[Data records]

------

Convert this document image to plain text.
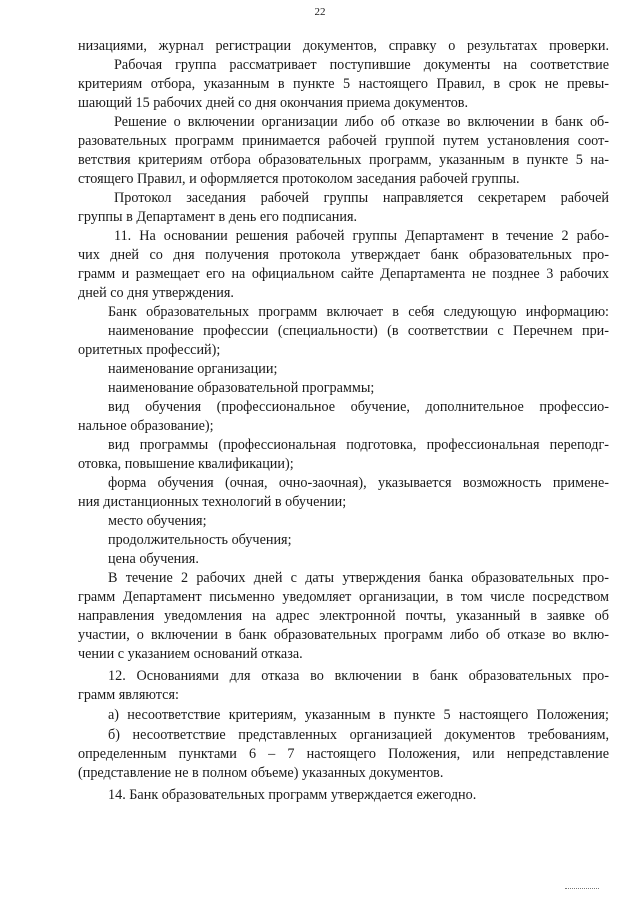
22
низациями, журнал регистрации документов, справку о результатах проверки.
Рабочая группа рассматривает поступившие документы на соответствие
критериям отбора, указанным в пункте 5 настоящего Правил, в срок не превы-
шающий 15 рабочих дней со дня окончания приема документов.
Решение о включении организации либо об отказе во включении в банк об-
разовательных программ принимается рабочей группой путем установления соот-
ветствия критериям отбора образовательных программ, указанным в пункте 5 на-
стоящего Правил, и оформляется протоколом заседания рабочей группы.
Протокол заседания рабочей группы направляется секретарем рабочей
группы в Департамент в день его подписания.
11. На основании решения рабочей группы Департамент в течение 2 рабо-
чих дней со дня получения протокола утверждает банк образовательных про-
грамм и размещает его на официальном сайте Департамента не позднее 3 рабочих
дней со дня утверждения.
Банк образовательных программ включает в себя следующую информацию:
наименование профессии (специальности) (в соответствии с Перечнем при-
оритетных профессий);
наименование организации;
наименование образовательной программы;
вид обучения (профессиональное обучение, дополнительное профессио-
нальное образование);
вид программы (профессиональная подготовка, профессиональная переподг-
отовка, повышение квалификации);
форма обучения (очная, очно-заочная), указывается возможность примене-
ния дистанционных технологий в обучении;
место обучения;
продолжительность обучения;
цена обучения.
В течение 2 рабочих дней с даты утверждения банка образовательных про-
грамм Департамент письменно уведомляет организации, в том числе посредством
направления уведомления на адрес электронной почты, указанный в заявке об
участии, о включении в банк образовательных программ либо об отказе во вклю-
чении с указанием оснований отказа.
12. Основаниями для отказа во включении в банк образовательных про-
грамм являются:
а) несоответствие критериям, указанным в пункте 5 настоящего Положения;
б) несоответствие представленных организацией документов требованиям,
определенным пунктами 6 – 7 настоящего Положения, или непредставление
(представление не в полном объеме) указанных документов.
14. Банк образовательных программ утверждается ежегодно.
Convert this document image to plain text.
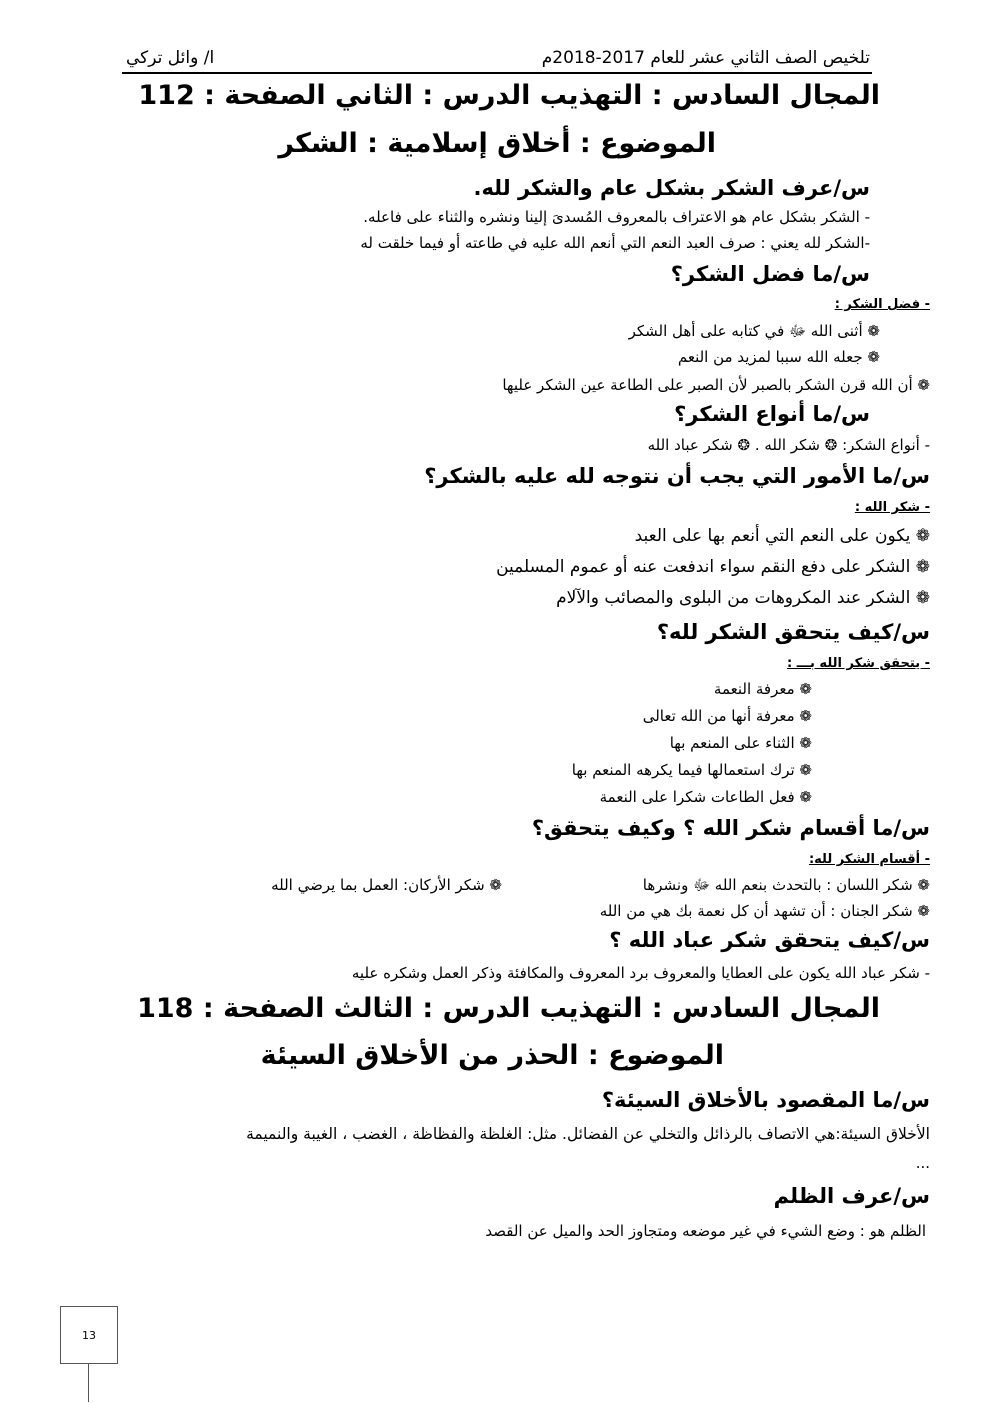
تلخيص الصف الثاني عشر للعام 2017-2018م
ا/ وائل تركي
المجال السادس : التهذيب الدرس : الثاني الصفحة : 112
الموضوع : أخلاق إسلامية : الشكر
س/عرف الشكر بشكل عام والشكر لله.
- الشكر بشكل عام هو الاعتراف بالمعروف المُسدىَ إلينا ونشره والثناء على فاعله.
-الشكر لله يعني : صرف العبد النعم التي أنعم الله عليه في طاعته أو فيما خلقت له
س/ما فضل الشكر؟
- فضل الشكر :
❁ أثنى الله ﷻ في كتابه على أهل الشكر
❁ جعله الله سببا لمزيد من النعم
❁ أن الله قرن الشكر بالصبر لأن الصبر على الطاعة عين الشكر عليها
س/ما أنواع الشكر؟
- أنواع الشكر: ❂ شكر الله . ❂ شكر عباد الله
س/ما الأمور التي يجب أن نتوجه لله عليه بالشكر؟
- شكر الله :
❁ يكون على النعم التي أنعم بها على العبد
❁ الشكر على دفع النقم سواء اندفعت عنه أو عموم المسلمين
❁ الشكر عند المكروهات من البلوى والمصائب والآلام
س/كيف يتحقق الشكر لله؟
- يتحقق شكر الله بـــ :
❁ معرفة النعمة
❁ معرفة أنها من الله تعالى
❁ الثناء على المنعم بها
❁ ترك استعمالها فيما يكرهه المنعم بها
❁ فعل الطاعات شكرا على النعمة
س/ما أقسام شكر الله ؟ وكيف يتحقق؟
- أقسام الشكر لله:
❁ شكر اللسان : بالتحدث بنعم الله ﷻ ونشرها
❁ شكر الأركان: العمل بما يرضي الله
❁ شكر الجنان : أن تشهد أن كل نعمة بك هي من الله
س/كيف يتحقق شكر عباد الله ؟
- شكر عباد الله يكون على العطايا والمعروف برد المعروف والمكافئة وذكر العمل وشكره عليه
المجال السادس : التهذيب الدرس : الثالث الصفحة : 118
الموضوع : الحذر من الأخلاق السيئة
س/ما المقصود بالأخلاق السيئة؟
الأخلاق السيئة:هي الاتصاف بالرذائل والتخلي عن الفضائل. مثل: الغلظة والفظاظة ، الغضب ، الغيبة والنميمة
...
س/عرف الظلم
الظلم هو : وضع الشيء في غير موضعه ومتجاوز الحد والميل عن القصد
13
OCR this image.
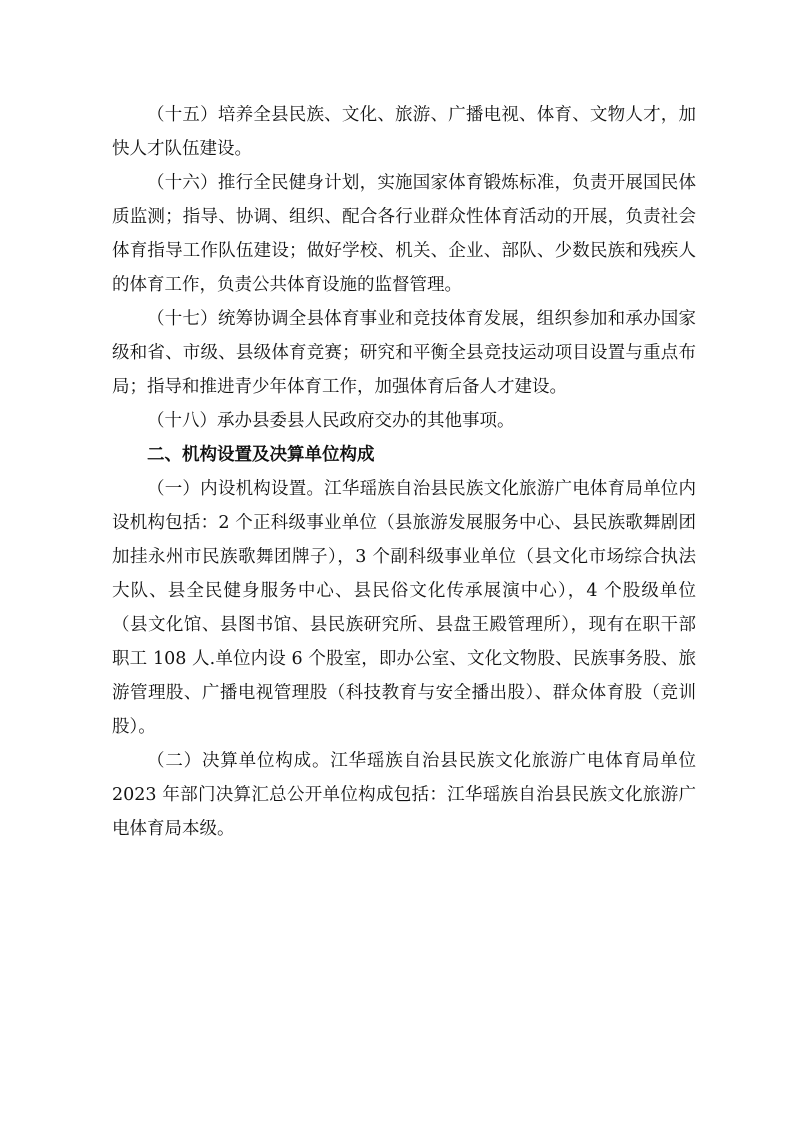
（十五）培养全县民族、文化、旅游、广播电视、体育、文物人才，加快人才队伍建设。

（十六）推行全民健身计划，实施国家体育锻炼标准，负责开展国民体质监测；指导、协调、组织、配合各行业群众性体育活动的开展，负责社会体育指导工作队伍建设；做好学校、机关、企业、部队、少数民族和残疾人的体育工作，负责公共体育设施的监督管理。

（十七）统筹协调全县体育事业和竞技体育发展，组织参加和承办国家级和省、市级、县级体育竞赛；研究和平衡全县竞技运动项目设置与重点布局；指导和推进青少年体育工作，加强体育后备人才建设。

（十八）承办县委县人民政府交办的其他事项。

二、机构设置及决算单位构成

（一）内设机构设置。江华瑶族自治县民族文化旅游广电体育局单位内设机构包括：2 个正科级事业单位（县旅游发展服务中心、县民族歌舞剧团加挂永州市民族歌舞团牌子），3 个副科级事业单位（县文化市场综合执法大队、县全民健身服务中心、县民俗文化传承展演中心），4 个股级单位（县文化馆、县图书馆、县民族研究所、县盘王殿管理所），现有在职干部职工 108 人.单位内设 6 个股室，即办公室、文化文物股、民族事务股、旅游管理股、广播电视管理股（科技教育与安全播出股）、群众体育股（竞训股）。

（二）决算单位构成。江华瑶族自治县民族文化旅游广电体育局单位 2023 年部门决算汇总公开单位构成包括：江华瑶族自治县民族文化旅游广电体育局本级。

------

What is being asked:
Make an exact reproduction of the listing above, without any pictures.

Solution for this problem:
Convert this document image to plain text.
22
низациями, журнал регистрации документов, справку о результатах проверки.
Рабочая группа рассматривает поступившие документы на соответствие
критериям отбора, указанным в пункте 5 настоящего Правил, в срок не превы-
шающий 15 рабочих дней со дня окончания приема документов.
Решение о включении организации либо об отказе во включении в банк об-
разовательных программ принимается рабочей группой путем установления соот-
ветствия критериям отбора образовательных программ, указанным в пункте 5 на-
стоящего Правил, и оформляется протоколом заседания рабочей группы.
Протокол заседания рабочей группы направляется секретарем рабочей
группы в Департамент в день его подписания.
11. На основании решения рабочей группы Департамент в течение 2 рабо-
чих дней со дня получения протокола утверждает банк образовательных про-
грамм и размещает его на официальном сайте Департамента не позднее 3 рабочих
дней со дня утверждения.
Банк образовательных программ включает в себя следующую информацию:
наименование профессии (специальности) (в соответствии с Перечнем при-
оритетных профессий);
наименование организации;
наименование образовательной программы;
вид обучения (профессиональное обучение, дополнительное профессио-
нальное образование);
вид программы (профессиональная подготовка, профессиональная переподг-
отовка, повышение квалификации);
форма обучения (очная, очно-заочная), указывается возможность примене-
ния дистанционных технологий в обучении;
место обучения;
продолжительность обучения;
цена обучения.
В течение 2 рабочих дней с даты утверждения банка образовательных про-
грамм Департамент письменно уведомляет организации, в том числе посредством
направления уведомления на адрес электронной почты, указанный в заявке об
участии, о включении в банк образовательных программ либо об отказе во вклю-
чении с указанием оснований отказа.
12. Основаниями для отказа во включении в банк образовательных про-
грамм являются:
а) несоответствие критериям, указанным в пункте 5 настоящего Положения;
б) несоответствие представленных организацией документов требованиям,
определенным пунктами 6 – 7 настоящего Положения, или непредставление
(представление не в полном объеме) указанных документов.
14. Банк образовательных программ утверждается ежегодно.
Convert this document image to plain text.
تلخيص الصف الثاني عشر للعام 2017-2018م
ا/ وائل تركي
المجال السادس : التهذيب الدرس : الثاني الصفحة : 112
الموضوع : أخلاق إسلامية : الشكر
س/عرف الشكر بشكل عام والشكر لله.
- الشكر بشكل عام هو الاعتراف بالمعروف المُسدىَ إلينا ونشره والثناء على فاعله.
-الشكر لله يعني : صرف العبد النعم التي أنعم الله عليه في طاعته أو فيما خلقت له
س/ما فضل الشكر؟
- فضل الشكر :
❁ أثنى الله ﷻ في كتابه على أهل الشكر
❁ جعله الله سببا لمزيد من النعم
❁ أن الله قرن الشكر بالصبر لأن الصبر على الطاعة عين الشكر عليها
س/ما أنواع الشكر؟
- أنواع الشكر: ❂ شكر الله . ❂ شكر عباد الله
س/ما الأمور التي يجب أن نتوجه لله عليه بالشكر؟
- شكر الله :
❁ يكون على النعم التي أنعم بها على العبد
❁ الشكر على دفع النقم سواء اندفعت عنه أو عموم المسلمين
❁ الشكر عند المكروهات من البلوى والمصائب والآلام
س/كيف يتحقق الشكر لله؟
- يتحقق شكر الله بـــ :
❁ معرفة النعمة
❁ معرفة أنها من الله تعالى
❁ الثناء على المنعم بها
❁ ترك استعمالها فيما يكرهه المنعم بها
❁ فعل الطاعات شكرا على النعمة
س/ما أقسام شكر الله ؟ وكيف يتحقق؟
- أقسام الشكر لله:
❁ شكر اللسان : بالتحدث بنعم الله ﷻ ونشرها
❁ شكر الأركان: العمل بما يرضي الله
❁ شكر الجنان : أن تشهد أن كل نعمة بك هي من الله
س/كيف يتحقق شكر عباد الله ؟
- شكر عباد الله يكون على العطايا والمعروف برد المعروف والمكافئة وذكر العمل وشكره عليه
المجال السادس : التهذيب الدرس : الثالث الصفحة : 118
الموضوع : الحذر من الأخلاق السيئة
س/ما المقصود بالأخلاق السيئة؟
الأخلاق السيئة:هي الاتصاف بالرذائل والتخلي عن الفضائل. مثل: الغلظة والفظاظة ، الغضب ، الغيبة والنميمة
...
س/عرف الظلم
الظلم هو : وضع الشيء في غير موضعه ومتجاوز الحد والميل عن القصد
13
OCR this image.
（十五）培养全县民族、文化、旅游、广播电视、体育、文物人才，加快人才队伍建设。

（十六）推行全民健身计划，实施国家体育锻炼标准，负责开展国民体质监测；指导、协调、组织、配合各行业群众性体育活动的开展，负责社会体育指导工作队伍建设；做好学校、机关、企业、部队、少数民族和残疾人的体育工作，负责公共体育设施的监督管理。

（十七）统筹协调全县体育事业和竞技体育发展，组织参加和承办国家级和省、市级、县级体育竞赛；研究和平衡全县竞技运动项目设置与重点布局；指导和推进青少年体育工作，加强体育后备人才建设。

（十八）承办县委县人民政府交办的其他事项。

二、机构设置及决算单位构成

（一）内设机构设置。江华瑶族自治县民族文化旅游广电体育局单位内设机构包括：2 个正科级事业单位（县旅游发展服务中心、县民族歌舞剧团加挂永州市民族歌舞团牌子），3 个副科级事业单位（县文化市场综合执法大队、县全民健身服务中心、县民俗文化传承展演中心），4 个股级单位（县文化馆、县图书馆、县民族研究所、县盘王殿管理所），现有在职干部职工 108 人.单位内设 6 个股室，即办公室、文化文物股、民族事务股、旅游管理股、广播电视管理股（科技教育与安全播出股）、群众体育股（竞训股）。

（二）决算单位构成。江华瑶族自治县民族文化旅游广电体育局单位 2023 年部门决算汇总公开单位构成包括：江华瑶族自治县民族文化旅游广电体育局本级。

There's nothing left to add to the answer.